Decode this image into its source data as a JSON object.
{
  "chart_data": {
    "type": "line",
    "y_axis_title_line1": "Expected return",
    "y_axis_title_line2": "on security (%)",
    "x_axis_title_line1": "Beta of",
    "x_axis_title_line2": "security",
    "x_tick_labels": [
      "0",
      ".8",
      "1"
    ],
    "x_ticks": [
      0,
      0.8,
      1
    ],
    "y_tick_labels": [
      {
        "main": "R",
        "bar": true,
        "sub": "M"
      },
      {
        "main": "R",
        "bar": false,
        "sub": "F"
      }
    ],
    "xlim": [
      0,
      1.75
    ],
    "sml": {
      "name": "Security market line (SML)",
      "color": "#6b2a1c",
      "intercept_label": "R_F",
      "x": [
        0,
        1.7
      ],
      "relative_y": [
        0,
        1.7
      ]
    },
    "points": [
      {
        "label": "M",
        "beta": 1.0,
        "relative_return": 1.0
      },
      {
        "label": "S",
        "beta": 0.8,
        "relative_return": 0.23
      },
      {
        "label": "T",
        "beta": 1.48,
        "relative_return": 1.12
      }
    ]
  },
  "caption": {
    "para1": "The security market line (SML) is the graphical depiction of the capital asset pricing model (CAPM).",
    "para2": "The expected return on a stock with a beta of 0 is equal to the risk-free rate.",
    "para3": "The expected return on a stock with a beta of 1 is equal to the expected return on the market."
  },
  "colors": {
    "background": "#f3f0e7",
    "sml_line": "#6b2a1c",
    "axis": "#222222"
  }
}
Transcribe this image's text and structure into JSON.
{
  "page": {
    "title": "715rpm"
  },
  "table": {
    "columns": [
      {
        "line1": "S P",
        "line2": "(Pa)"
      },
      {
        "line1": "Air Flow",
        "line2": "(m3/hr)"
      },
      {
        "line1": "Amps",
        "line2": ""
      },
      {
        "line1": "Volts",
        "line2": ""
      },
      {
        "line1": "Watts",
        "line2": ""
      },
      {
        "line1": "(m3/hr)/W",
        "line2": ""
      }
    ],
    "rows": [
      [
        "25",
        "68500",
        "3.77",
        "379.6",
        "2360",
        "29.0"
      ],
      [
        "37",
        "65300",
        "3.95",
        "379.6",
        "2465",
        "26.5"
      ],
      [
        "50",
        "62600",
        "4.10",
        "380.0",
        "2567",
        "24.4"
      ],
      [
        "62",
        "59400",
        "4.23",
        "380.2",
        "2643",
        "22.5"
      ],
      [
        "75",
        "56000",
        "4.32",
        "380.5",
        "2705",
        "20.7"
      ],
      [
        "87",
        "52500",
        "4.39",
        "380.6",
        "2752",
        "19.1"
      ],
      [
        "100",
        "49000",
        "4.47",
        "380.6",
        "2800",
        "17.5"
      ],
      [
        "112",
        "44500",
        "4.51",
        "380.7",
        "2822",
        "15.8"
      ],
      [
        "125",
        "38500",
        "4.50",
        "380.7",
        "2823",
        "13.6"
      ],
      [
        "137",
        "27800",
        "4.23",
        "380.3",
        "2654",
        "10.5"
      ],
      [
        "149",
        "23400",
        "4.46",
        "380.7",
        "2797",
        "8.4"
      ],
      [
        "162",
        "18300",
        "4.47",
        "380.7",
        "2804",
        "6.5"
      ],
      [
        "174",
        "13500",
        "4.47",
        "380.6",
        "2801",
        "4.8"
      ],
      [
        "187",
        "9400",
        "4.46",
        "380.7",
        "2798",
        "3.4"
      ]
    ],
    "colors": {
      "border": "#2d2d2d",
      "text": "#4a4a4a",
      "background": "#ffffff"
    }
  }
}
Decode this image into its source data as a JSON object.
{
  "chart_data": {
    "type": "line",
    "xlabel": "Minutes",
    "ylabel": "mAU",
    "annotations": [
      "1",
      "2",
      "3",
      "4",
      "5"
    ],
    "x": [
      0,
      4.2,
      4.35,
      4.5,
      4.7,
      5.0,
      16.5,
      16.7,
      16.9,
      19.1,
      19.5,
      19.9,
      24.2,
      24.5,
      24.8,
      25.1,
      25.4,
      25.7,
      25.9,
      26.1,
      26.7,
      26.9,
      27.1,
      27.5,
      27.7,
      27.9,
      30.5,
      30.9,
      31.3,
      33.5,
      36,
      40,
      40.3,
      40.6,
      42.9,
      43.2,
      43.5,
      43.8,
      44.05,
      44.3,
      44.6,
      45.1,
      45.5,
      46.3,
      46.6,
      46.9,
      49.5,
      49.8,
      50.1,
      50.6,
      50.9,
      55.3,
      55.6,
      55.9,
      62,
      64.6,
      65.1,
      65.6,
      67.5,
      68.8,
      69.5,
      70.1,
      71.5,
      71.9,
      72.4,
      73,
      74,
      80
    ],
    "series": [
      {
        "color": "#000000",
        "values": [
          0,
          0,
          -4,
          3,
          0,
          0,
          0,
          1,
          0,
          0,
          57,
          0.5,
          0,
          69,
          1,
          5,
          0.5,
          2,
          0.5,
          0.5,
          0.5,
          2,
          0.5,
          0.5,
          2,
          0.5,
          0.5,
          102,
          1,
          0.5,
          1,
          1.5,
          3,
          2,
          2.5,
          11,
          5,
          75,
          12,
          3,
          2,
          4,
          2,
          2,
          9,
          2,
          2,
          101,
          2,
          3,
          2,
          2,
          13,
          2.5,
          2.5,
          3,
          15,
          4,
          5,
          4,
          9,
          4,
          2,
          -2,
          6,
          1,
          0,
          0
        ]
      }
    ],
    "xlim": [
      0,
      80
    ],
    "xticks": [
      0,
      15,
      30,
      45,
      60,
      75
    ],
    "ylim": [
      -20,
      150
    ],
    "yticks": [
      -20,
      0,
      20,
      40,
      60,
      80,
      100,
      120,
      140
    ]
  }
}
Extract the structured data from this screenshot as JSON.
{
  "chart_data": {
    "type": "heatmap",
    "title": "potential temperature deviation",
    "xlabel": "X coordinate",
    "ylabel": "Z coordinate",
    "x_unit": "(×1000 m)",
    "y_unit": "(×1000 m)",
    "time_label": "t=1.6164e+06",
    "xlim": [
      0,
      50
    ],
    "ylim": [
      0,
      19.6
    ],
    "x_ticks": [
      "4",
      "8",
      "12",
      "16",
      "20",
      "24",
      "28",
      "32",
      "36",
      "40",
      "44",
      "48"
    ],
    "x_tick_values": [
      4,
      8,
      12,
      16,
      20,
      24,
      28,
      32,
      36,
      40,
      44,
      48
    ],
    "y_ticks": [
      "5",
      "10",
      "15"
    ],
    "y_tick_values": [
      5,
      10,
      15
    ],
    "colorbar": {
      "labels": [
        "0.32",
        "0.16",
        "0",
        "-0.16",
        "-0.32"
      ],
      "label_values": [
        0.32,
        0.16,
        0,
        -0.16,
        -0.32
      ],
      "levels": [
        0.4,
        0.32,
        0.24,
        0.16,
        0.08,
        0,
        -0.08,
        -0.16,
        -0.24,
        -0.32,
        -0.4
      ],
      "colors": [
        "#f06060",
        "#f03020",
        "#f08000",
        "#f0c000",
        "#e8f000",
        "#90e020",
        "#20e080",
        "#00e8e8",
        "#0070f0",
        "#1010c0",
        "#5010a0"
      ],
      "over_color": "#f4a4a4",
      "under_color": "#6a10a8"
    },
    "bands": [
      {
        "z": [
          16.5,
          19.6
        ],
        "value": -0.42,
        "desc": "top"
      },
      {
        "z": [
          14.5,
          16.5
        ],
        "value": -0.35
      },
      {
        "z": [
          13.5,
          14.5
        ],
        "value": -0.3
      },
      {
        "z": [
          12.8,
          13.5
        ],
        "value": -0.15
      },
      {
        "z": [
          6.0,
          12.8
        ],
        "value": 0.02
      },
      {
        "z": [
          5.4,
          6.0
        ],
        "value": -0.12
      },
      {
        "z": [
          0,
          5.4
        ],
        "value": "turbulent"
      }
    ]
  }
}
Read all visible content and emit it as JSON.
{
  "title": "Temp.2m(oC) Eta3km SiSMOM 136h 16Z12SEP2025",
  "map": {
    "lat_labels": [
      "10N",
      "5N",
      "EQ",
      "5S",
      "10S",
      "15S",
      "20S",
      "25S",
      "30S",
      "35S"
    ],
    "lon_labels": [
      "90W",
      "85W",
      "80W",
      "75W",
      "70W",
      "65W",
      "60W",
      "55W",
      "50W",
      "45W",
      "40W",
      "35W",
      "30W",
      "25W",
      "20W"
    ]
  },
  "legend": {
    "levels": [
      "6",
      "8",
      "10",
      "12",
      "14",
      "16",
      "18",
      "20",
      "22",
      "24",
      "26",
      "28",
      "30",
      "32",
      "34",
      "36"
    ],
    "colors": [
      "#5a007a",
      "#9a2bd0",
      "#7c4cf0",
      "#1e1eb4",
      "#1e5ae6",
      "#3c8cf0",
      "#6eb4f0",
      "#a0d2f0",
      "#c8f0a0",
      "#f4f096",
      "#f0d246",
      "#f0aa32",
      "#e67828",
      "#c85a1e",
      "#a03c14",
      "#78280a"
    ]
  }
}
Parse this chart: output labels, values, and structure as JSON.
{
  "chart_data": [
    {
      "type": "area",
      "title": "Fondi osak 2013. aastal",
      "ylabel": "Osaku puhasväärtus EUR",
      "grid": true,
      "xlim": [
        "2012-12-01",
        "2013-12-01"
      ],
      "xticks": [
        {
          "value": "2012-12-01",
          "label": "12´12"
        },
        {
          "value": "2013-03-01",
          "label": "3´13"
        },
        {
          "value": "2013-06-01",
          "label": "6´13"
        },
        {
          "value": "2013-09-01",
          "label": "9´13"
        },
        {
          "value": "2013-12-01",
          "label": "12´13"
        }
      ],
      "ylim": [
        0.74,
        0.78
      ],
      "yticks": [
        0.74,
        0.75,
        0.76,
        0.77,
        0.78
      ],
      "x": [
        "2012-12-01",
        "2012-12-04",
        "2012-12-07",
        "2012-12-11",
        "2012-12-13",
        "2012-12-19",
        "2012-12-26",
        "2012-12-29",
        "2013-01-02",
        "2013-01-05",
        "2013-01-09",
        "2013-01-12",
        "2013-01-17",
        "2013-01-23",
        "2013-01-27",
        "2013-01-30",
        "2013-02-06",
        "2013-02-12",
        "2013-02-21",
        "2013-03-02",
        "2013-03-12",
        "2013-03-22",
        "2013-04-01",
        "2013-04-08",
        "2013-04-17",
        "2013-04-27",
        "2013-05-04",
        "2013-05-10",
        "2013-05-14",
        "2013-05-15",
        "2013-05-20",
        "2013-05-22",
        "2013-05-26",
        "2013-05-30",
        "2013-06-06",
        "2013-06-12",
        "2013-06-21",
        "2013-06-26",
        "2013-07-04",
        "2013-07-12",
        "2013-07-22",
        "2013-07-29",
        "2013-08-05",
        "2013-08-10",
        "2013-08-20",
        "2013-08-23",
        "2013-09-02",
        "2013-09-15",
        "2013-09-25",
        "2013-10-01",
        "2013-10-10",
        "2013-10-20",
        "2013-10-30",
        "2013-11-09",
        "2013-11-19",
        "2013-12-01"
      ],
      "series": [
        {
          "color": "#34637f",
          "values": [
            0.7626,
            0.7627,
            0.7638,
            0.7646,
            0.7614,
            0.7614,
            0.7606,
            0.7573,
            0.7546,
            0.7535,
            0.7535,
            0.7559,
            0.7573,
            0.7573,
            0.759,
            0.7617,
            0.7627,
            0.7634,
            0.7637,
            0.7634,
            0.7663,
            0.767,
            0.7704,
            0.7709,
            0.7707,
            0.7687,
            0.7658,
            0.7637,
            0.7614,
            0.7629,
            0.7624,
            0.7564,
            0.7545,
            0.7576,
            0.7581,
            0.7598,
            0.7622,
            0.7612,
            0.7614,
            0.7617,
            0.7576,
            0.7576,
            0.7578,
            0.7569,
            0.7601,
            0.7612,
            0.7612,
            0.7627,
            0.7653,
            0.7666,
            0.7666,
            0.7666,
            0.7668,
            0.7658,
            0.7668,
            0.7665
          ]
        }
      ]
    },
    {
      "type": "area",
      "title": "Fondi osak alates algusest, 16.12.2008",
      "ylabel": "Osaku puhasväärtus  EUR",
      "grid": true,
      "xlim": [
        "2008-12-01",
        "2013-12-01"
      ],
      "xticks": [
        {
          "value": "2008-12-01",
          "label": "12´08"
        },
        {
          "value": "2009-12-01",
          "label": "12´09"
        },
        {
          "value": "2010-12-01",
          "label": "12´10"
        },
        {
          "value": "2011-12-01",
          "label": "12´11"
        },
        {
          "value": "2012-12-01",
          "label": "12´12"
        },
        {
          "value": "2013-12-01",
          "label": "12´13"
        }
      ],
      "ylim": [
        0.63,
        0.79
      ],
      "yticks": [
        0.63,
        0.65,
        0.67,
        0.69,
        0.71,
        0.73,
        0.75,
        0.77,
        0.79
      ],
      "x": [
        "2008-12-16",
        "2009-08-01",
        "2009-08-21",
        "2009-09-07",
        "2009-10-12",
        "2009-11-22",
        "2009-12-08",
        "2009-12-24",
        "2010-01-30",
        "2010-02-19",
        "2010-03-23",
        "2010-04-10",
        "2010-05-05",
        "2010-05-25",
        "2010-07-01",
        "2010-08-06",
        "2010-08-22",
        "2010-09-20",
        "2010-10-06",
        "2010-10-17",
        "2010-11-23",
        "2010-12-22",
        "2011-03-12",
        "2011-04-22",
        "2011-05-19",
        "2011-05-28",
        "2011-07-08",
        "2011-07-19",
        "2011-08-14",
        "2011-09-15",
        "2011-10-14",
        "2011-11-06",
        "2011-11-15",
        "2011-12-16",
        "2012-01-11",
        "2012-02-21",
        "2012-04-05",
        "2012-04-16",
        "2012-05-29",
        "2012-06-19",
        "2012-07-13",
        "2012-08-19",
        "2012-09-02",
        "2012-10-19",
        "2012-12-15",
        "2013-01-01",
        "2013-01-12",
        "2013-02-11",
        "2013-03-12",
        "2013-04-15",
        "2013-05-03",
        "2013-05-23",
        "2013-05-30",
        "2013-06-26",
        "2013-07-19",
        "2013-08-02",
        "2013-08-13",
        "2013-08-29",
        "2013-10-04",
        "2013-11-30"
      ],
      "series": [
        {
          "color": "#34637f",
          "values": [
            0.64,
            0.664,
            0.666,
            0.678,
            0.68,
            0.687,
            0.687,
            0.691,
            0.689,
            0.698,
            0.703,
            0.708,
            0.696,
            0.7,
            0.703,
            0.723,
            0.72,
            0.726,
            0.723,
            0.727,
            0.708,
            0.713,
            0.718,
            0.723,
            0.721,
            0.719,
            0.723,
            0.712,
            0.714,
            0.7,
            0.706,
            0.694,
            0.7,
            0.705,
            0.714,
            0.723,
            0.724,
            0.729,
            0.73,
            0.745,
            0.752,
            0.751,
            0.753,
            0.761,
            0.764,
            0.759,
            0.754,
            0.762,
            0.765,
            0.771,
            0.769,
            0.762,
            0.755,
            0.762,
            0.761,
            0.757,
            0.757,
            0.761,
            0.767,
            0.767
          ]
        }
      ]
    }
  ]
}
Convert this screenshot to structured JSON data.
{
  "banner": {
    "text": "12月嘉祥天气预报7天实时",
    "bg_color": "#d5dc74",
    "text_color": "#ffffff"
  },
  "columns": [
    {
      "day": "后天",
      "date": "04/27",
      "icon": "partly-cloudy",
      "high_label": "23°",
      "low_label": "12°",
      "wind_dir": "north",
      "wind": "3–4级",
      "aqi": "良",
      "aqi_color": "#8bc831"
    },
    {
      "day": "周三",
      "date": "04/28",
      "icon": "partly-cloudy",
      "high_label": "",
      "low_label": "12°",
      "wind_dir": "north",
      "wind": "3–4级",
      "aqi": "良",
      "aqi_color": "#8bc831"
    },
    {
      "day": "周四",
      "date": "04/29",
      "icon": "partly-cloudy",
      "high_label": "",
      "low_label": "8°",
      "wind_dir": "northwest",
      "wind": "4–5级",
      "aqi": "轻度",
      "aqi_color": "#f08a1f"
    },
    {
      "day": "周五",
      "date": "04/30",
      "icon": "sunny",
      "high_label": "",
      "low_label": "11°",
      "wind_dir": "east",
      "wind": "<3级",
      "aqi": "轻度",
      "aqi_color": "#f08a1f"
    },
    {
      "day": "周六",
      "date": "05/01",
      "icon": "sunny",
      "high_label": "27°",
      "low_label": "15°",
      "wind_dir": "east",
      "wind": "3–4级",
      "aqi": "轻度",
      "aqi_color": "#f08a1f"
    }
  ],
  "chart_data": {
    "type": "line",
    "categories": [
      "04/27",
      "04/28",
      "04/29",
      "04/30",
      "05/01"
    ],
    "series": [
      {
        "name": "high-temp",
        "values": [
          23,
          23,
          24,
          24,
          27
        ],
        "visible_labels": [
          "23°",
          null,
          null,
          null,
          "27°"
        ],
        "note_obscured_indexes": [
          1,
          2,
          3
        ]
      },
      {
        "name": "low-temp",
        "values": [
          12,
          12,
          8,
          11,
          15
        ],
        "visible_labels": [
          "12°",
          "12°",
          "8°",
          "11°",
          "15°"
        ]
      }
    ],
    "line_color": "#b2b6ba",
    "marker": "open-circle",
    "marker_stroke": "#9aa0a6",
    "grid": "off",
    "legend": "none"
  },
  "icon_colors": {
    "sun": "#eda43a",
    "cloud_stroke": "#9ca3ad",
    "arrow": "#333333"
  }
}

● ● ● ●

__Task goal__
Each line that contains the string "structured" counts once; report how many such lines the entries have, giving only the number.

__Expected answer__
2